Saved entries
# # # #

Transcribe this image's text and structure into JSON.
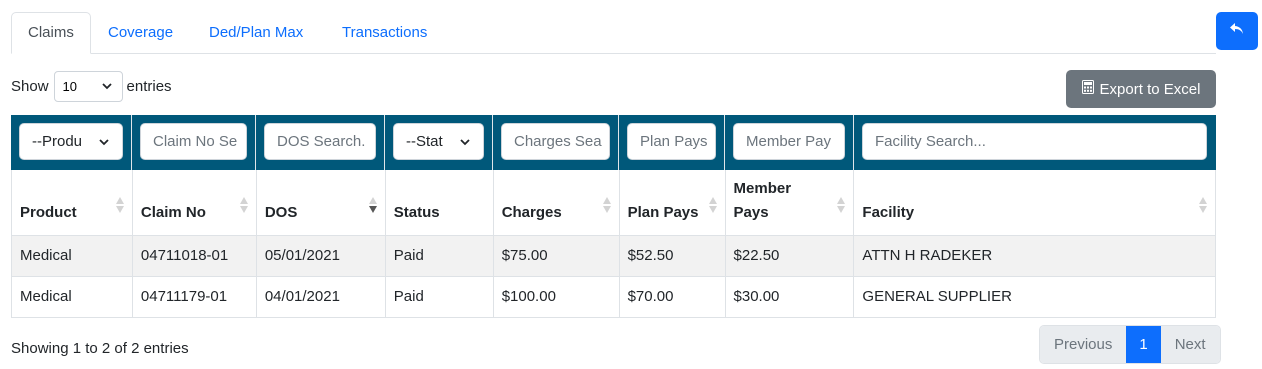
{
  "tabs": [
    {
      "label": "Claims",
      "active": true
    },
    {
      "label": "Coverage"
    },
    {
      "label": "Ded/Plan Max"
    },
    {
      "label": "Transactions"
    }
  ],
  "length": {
    "prefix": "Show",
    "value": "10",
    "suffix": "entries"
  },
  "export": {
    "label": "Export to Excel"
  },
  "filters": {
    "product": "--Produ",
    "claim_no": "Claim No Se",
    "dos": "DOS Search.",
    "status": "--Stat",
    "charges": "Charges Sea",
    "plan_pays": "Plan Pays",
    "member_pays": "Member Pay",
    "facility": "Facility Search..."
  },
  "columns": {
    "product": "Product",
    "claim_no": "Claim No",
    "dos": "DOS",
    "status": "Status",
    "charges": "Charges",
    "plan_pays": "Plan Pays",
    "member_pays_1": "Member",
    "member_pays_2": "Pays",
    "facility": "Facility"
  },
  "rows": [
    {
      "product": "Medical",
      "claim_no": "04711018-01",
      "dos": "05/01/2021",
      "status": "Paid",
      "charges": "$75.00",
      "plan_pays": "$52.50",
      "member_pays": "$22.50",
      "facility": "ATTN H RADEKER"
    },
    {
      "product": "Medical",
      "claim_no": "04711179-01",
      "dos": "04/01/2021",
      "status": "Paid",
      "charges": "$100.00",
      "plan_pays": "$70.00",
      "member_pays": "$30.00",
      "facility": "GENERAL SUPPLIER"
    }
  ],
  "info": "Showing 1 to 2 of 2 entries",
  "pagination": {
    "previous": "Previous",
    "current": "1",
    "next": "Next"
  },
  "colors": {
    "accent": "#0d6efd",
    "filterbar": "#00587a",
    "secondary": "#6c757d"
  },
  "icons": {
    "back": "reply-icon",
    "export": "table-calc-icon"
  }
}
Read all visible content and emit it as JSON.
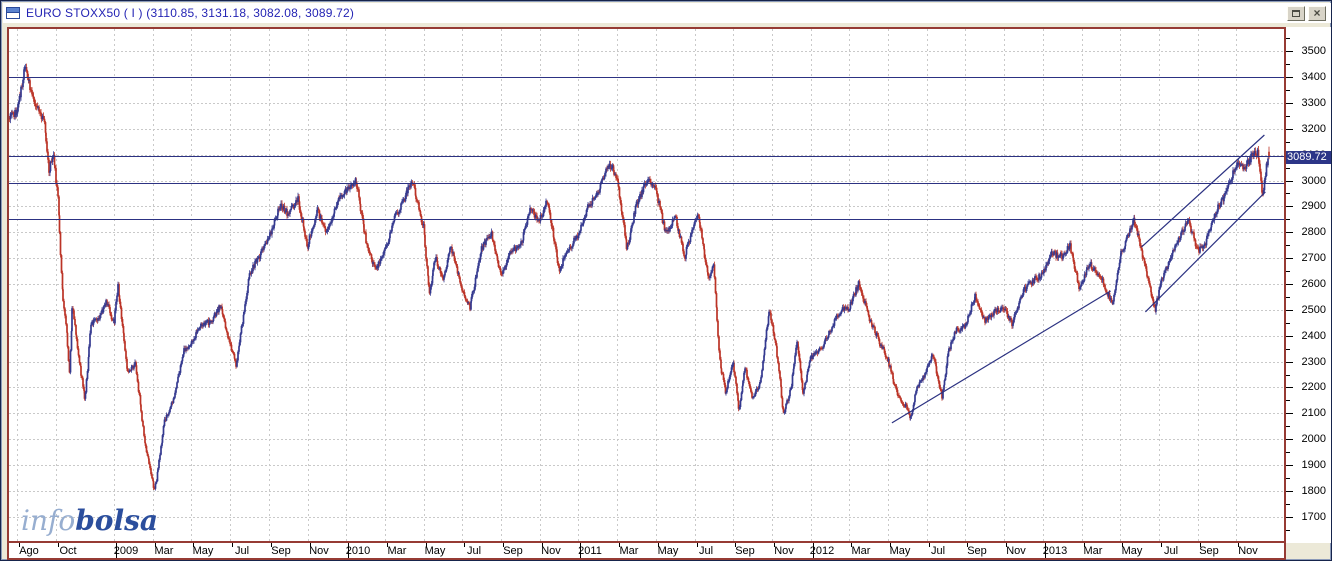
{
  "window": {
    "title": "EURO STOXX50 ( I ) (3110.85, 3131.18, 3082.08, 3089.72)",
    "restore_button": "restore",
    "close_button": "close"
  },
  "watermark": {
    "info": "info",
    "bolsa": "bolsa"
  },
  "price_tag": {
    "value": "3089.72"
  },
  "chart_data": {
    "type": "ohlc-candlestick",
    "title": "EURO STOXX50 ( I ) daily",
    "last_bar": {
      "open": 3110.85,
      "high": 3131.18,
      "low": 3082.08,
      "close": 3089.72
    },
    "y_axis": {
      "tick_labels": [
        3500,
        3400,
        3300,
        3200,
        3100,
        3000,
        2900,
        2800,
        2700,
        2600,
        2500,
        2400,
        2300,
        2200,
        2100,
        2000,
        1900,
        1800,
        1700
      ],
      "minor_step": 50,
      "price_min": 1610,
      "price_max": 3585
    },
    "x_axis": {
      "start_month": "2008-08",
      "end_month": "2013-12",
      "labels": [
        {
          "label": "Ago",
          "t": 0.5,
          "year": false
        },
        {
          "label": "Oct",
          "t": 2.5,
          "year": false
        },
        {
          "label": "2009",
          "t": 5.5,
          "year": true
        },
        {
          "label": "Mar",
          "t": 7.5,
          "year": false
        },
        {
          "label": "May",
          "t": 9.5,
          "year": false
        },
        {
          "label": "Jul",
          "t": 11.5,
          "year": false
        },
        {
          "label": "Sep",
          "t": 13.5,
          "year": false
        },
        {
          "label": "Nov",
          "t": 15.5,
          "year": false
        },
        {
          "label": "2010",
          "t": 17.5,
          "year": true
        },
        {
          "label": "Mar",
          "t": 19.5,
          "year": false
        },
        {
          "label": "May",
          "t": 21.5,
          "year": false
        },
        {
          "label": "Jul",
          "t": 23.5,
          "year": false
        },
        {
          "label": "Sep",
          "t": 25.5,
          "year": false
        },
        {
          "label": "Nov",
          "t": 27.5,
          "year": false
        },
        {
          "label": "2011",
          "t": 29.5,
          "year": true
        },
        {
          "label": "Mar",
          "t": 31.5,
          "year": false
        },
        {
          "label": "May",
          "t": 33.5,
          "year": false
        },
        {
          "label": "Jul",
          "t": 35.5,
          "year": false
        },
        {
          "label": "Sep",
          "t": 37.5,
          "year": false
        },
        {
          "label": "Nov",
          "t": 39.5,
          "year": false
        },
        {
          "label": "2012",
          "t": 41.5,
          "year": true
        },
        {
          "label": "Mar",
          "t": 43.5,
          "year": false
        },
        {
          "label": "May",
          "t": 45.5,
          "year": false
        },
        {
          "label": "Jul",
          "t": 47.5,
          "year": false
        },
        {
          "label": "Sep",
          "t": 49.5,
          "year": false
        },
        {
          "label": "Nov",
          "t": 51.5,
          "year": false
        },
        {
          "label": "2013",
          "t": 53.5,
          "year": true
        },
        {
          "label": "Mar",
          "t": 55.5,
          "year": false
        },
        {
          "label": "May",
          "t": 57.5,
          "year": false
        },
        {
          "label": "Jul",
          "t": 59.5,
          "year": false
        },
        {
          "label": "Sep",
          "t": 61.5,
          "year": false
        },
        {
          "label": "Nov",
          "t": 63.5,
          "year": false
        }
      ]
    },
    "horizontal_levels": [
      3400,
      3095,
      2990,
      2850
    ],
    "trendlines": [
      {
        "t1": 45.2,
        "p1": 2063,
        "t2": 56.5,
        "p2": 2573
      },
      {
        "t1": 58.3,
        "p1": 2492,
        "t2": 64.5,
        "p2": 2956
      },
      {
        "t1": 58.1,
        "p1": 2743,
        "t2": 64.45,
        "p2": 3176
      }
    ],
    "trajectory_approx_closes": [
      [
        -0.45,
        3240
      ],
      [
        0,
        3265
      ],
      [
        0.4,
        3445
      ],
      [
        0.7,
        3345
      ],
      [
        1.1,
        3270
      ],
      [
        1.4,
        3235
      ],
      [
        1.65,
        3025
      ],
      [
        1.85,
        3115
      ],
      [
        2.1,
        2930
      ],
      [
        2.35,
        2545
      ],
      [
        2.55,
        2425
      ],
      [
        2.7,
        2255
      ],
      [
        2.85,
        2530
      ],
      [
        3.1,
        2355
      ],
      [
        3.5,
        2155
      ],
      [
        3.8,
        2440
      ],
      [
        4.2,
        2470
      ],
      [
        4.6,
        2530
      ],
      [
        5,
        2445
      ],
      [
        5.2,
        2590
      ],
      [
        5.7,
        2255
      ],
      [
        6.1,
        2290
      ],
      [
        6.6,
        1985
      ],
      [
        7.1,
        1800
      ],
      [
        7.3,
        1900
      ],
      [
        7.6,
        2070
      ],
      [
        8.1,
        2160
      ],
      [
        8.6,
        2340
      ],
      [
        9,
        2375
      ],
      [
        9.5,
        2445
      ],
      [
        10,
        2455
      ],
      [
        10.5,
        2515
      ],
      [
        10.9,
        2395
      ],
      [
        11.3,
        2285
      ],
      [
        12,
        2640
      ],
      [
        12.5,
        2705
      ],
      [
        13,
        2780
      ],
      [
        13.6,
        2905
      ],
      [
        14,
        2870
      ],
      [
        14.5,
        2930
      ],
      [
        15,
        2745
      ],
      [
        15.5,
        2885
      ],
      [
        16,
        2800
      ],
      [
        16.5,
        2915
      ],
      [
        17,
        2965
      ],
      [
        17.5,
        3005
      ],
      [
        18,
        2775
      ],
      [
        18.5,
        2650
      ],
      [
        19,
        2730
      ],
      [
        19.5,
        2855
      ],
      [
        20,
        2930
      ],
      [
        20.4,
        3005
      ],
      [
        21,
        2815
      ],
      [
        21.3,
        2555
      ],
      [
        21.6,
        2700
      ],
      [
        22,
        2610
      ],
      [
        22.4,
        2745
      ],
      [
        23,
        2575
      ],
      [
        23.4,
        2510
      ],
      [
        24,
        2740
      ],
      [
        24.5,
        2795
      ],
      [
        25,
        2625
      ],
      [
        25.5,
        2725
      ],
      [
        26,
        2745
      ],
      [
        26.5,
        2885
      ],
      [
        27,
        2845
      ],
      [
        27.4,
        2925
      ],
      [
        28,
        2655
      ],
      [
        28.5,
        2735
      ],
      [
        29,
        2795
      ],
      [
        29.5,
        2895
      ],
      [
        30,
        2955
      ],
      [
        30.6,
        3065
      ],
      [
        31,
        3015
      ],
      [
        31.5,
        2735
      ],
      [
        32,
        2910
      ],
      [
        32.6,
        3010
      ],
      [
        33,
        2965
      ],
      [
        33.5,
        2795
      ],
      [
        34,
        2860
      ],
      [
        34.5,
        2705
      ],
      [
        35,
        2845
      ],
      [
        35.2,
        2870
      ],
      [
        35.7,
        2625
      ],
      [
        36,
        2670
      ],
      [
        36.3,
        2305
      ],
      [
        36.6,
        2180
      ],
      [
        37,
        2300
      ],
      [
        37.3,
        2105
      ],
      [
        37.6,
        2275
      ],
      [
        38,
        2160
      ],
      [
        38.4,
        2215
      ],
      [
        38.85,
        2505
      ],
      [
        39.2,
        2370
      ],
      [
        39.6,
        2095
      ],
      [
        40,
        2205
      ],
      [
        40.3,
        2385
      ],
      [
        40.6,
        2175
      ],
      [
        41,
        2315
      ],
      [
        41.5,
        2345
      ],
      [
        42,
        2415
      ],
      [
        42.5,
        2495
      ],
      [
        43,
        2510
      ],
      [
        43.5,
        2605
      ],
      [
        44,
        2475
      ],
      [
        44.5,
        2385
      ],
      [
        45,
        2305
      ],
      [
        45.5,
        2165
      ],
      [
        46,
        2120
      ],
      [
        46.15,
        2075
      ],
      [
        46.5,
        2200
      ],
      [
        47,
        2265
      ],
      [
        47.3,
        2330
      ],
      [
        47.8,
        2160
      ],
      [
        48.1,
        2330
      ],
      [
        48.5,
        2420
      ],
      [
        49,
        2440
      ],
      [
        49.5,
        2555
      ],
      [
        50,
        2455
      ],
      [
        50.5,
        2495
      ],
      [
        51,
        2505
      ],
      [
        51.4,
        2445
      ],
      [
        52,
        2575
      ],
      [
        52.5,
        2615
      ],
      [
        53,
        2635
      ],
      [
        53.4,
        2720
      ],
      [
        54,
        2705
      ],
      [
        54.4,
        2750
      ],
      [
        54.9,
        2575
      ],
      [
        55.4,
        2680
      ],
      [
        56,
        2625
      ],
      [
        56.6,
        2520
      ],
      [
        57,
        2710
      ],
      [
        57.7,
        2845
      ],
      [
        58,
        2765
      ],
      [
        58.8,
        2500
      ],
      [
        59.1,
        2605
      ],
      [
        59.6,
        2705
      ],
      [
        60,
        2765
      ],
      [
        60.5,
        2850
      ],
      [
        61,
        2725
      ],
      [
        61.4,
        2760
      ],
      [
        62,
        2890
      ],
      [
        62.5,
        2955
      ],
      [
        63,
        3065
      ],
      [
        63.4,
        3045
      ],
      [
        63.8,
        3095
      ],
      [
        64.1,
        3110
      ],
      [
        64.35,
        2935
      ],
      [
        64.55,
        3060
      ],
      [
        64.7,
        3089.72
      ]
    ]
  },
  "colors": {
    "up_candle": "#34398f",
    "down_candle": "#bb3326",
    "annotation_line": "#2c3282",
    "grid": "#c9c9c9",
    "tag_bg": "#2c3587",
    "plot_border": "#963b34",
    "window_bg": "#ece9d8",
    "title_text": "#2424b4",
    "logo_info": "#97aed0",
    "logo_bolsa": "#2b4e9d"
  }
}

# # # #

### PROBLEM:
Search the data for "charges". Copy every line that has it.

### ANSWER TO THE TASK:
    "charges": "Charges Sea",
    "charges": "Charges",
      "charges": "$75.00",
      "charges": "$100.00",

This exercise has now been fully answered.